Requirement: Go through the data below. Pull out every line that has the word "name".

Records supplied:
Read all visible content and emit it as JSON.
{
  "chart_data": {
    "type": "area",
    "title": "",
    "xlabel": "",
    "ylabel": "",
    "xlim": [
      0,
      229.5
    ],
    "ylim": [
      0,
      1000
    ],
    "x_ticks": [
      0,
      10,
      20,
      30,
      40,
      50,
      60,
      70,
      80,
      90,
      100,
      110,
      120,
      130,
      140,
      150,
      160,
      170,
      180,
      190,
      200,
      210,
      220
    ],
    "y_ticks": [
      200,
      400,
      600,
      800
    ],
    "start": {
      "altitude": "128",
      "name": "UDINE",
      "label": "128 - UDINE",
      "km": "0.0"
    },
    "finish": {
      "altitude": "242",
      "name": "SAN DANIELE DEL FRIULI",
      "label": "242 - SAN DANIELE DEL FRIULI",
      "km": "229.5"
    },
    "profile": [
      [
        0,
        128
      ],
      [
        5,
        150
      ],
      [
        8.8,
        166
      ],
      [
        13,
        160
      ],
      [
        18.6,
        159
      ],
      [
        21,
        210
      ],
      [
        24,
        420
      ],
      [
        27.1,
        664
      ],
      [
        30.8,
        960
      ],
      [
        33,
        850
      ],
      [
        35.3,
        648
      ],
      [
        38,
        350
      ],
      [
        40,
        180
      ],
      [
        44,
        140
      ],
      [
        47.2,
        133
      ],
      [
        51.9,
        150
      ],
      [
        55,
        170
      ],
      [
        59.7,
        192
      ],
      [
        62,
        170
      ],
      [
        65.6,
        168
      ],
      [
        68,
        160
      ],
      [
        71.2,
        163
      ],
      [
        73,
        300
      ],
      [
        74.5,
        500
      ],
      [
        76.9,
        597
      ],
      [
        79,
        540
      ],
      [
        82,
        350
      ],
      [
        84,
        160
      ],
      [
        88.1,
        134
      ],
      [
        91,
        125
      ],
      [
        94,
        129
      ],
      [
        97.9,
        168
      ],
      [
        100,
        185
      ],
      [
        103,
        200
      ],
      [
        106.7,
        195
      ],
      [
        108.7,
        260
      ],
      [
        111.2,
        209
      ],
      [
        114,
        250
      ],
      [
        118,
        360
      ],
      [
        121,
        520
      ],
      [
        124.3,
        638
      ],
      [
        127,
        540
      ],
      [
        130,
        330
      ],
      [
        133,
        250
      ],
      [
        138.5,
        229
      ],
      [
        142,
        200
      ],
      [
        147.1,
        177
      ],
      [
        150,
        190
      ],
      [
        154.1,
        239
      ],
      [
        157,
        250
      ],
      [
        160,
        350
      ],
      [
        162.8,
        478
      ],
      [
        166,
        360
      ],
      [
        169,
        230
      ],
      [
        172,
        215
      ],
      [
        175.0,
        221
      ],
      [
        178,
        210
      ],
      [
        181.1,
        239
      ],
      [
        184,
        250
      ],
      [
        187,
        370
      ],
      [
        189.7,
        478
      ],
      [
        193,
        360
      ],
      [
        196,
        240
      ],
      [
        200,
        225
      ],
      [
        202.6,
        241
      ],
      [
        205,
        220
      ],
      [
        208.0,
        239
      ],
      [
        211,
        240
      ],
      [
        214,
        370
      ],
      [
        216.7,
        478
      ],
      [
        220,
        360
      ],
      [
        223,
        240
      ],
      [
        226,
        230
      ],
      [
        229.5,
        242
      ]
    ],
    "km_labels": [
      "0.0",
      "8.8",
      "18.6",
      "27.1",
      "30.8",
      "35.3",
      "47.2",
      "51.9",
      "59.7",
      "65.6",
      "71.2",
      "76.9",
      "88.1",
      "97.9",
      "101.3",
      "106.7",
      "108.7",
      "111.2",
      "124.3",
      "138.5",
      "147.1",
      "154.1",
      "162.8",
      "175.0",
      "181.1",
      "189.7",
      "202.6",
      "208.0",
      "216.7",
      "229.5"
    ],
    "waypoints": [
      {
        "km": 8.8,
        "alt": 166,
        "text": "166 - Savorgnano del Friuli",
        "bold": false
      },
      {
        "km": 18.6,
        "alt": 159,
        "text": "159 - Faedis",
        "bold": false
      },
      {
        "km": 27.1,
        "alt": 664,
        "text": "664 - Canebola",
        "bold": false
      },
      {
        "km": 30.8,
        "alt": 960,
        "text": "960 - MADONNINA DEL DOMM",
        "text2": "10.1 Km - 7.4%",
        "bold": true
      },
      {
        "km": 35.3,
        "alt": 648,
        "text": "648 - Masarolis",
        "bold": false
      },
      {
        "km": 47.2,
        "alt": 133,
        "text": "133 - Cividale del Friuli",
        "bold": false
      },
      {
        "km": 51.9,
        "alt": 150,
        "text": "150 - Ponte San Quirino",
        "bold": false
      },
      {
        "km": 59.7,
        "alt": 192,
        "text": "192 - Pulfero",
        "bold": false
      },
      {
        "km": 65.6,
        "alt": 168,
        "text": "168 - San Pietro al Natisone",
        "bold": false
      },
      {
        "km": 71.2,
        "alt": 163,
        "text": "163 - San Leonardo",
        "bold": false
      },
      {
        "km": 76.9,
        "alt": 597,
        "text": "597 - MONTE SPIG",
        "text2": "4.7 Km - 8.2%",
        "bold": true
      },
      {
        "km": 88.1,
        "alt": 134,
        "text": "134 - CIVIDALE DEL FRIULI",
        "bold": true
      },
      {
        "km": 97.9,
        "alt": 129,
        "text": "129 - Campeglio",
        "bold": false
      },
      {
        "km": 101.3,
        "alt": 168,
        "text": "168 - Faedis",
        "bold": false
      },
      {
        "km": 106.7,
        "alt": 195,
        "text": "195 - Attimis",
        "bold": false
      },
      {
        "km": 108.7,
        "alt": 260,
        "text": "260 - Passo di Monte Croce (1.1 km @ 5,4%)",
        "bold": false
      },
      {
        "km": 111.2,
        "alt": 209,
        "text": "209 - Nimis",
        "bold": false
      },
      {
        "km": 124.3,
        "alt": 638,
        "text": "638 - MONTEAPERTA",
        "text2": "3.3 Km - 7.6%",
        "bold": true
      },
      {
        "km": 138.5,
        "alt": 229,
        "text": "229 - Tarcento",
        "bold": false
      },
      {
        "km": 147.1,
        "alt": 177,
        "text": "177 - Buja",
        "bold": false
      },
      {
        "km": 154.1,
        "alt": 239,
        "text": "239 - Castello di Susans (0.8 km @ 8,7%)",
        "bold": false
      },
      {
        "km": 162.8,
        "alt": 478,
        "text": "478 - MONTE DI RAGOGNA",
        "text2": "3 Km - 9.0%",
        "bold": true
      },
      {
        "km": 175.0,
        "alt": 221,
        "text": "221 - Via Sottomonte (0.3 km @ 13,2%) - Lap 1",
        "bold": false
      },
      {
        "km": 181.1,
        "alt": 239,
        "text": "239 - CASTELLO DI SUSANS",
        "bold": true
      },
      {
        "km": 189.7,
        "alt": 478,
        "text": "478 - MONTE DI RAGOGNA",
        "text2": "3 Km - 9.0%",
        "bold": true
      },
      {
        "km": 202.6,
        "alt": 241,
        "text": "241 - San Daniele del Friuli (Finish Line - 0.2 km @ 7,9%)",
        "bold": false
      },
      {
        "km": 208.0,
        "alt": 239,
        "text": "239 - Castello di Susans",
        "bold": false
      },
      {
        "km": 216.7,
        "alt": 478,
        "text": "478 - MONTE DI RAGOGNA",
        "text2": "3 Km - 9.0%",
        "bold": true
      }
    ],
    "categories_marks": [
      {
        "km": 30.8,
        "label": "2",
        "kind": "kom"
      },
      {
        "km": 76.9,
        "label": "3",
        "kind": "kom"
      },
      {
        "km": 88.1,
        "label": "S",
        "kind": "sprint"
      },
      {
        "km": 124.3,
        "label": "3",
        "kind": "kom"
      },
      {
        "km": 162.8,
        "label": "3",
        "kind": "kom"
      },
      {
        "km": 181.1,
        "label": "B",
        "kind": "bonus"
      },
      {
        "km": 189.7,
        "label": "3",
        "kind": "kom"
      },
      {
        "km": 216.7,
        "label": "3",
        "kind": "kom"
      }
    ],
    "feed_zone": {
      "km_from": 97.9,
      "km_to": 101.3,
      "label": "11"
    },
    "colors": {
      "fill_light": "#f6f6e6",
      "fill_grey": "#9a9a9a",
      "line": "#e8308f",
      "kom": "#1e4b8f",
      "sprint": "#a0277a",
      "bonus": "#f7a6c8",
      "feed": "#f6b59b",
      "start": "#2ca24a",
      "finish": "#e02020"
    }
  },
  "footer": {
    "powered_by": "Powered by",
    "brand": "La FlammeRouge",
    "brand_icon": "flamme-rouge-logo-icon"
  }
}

The answer:
      "name": "UDINE",
      "name": "SAN DANIELE DEL FRIULI",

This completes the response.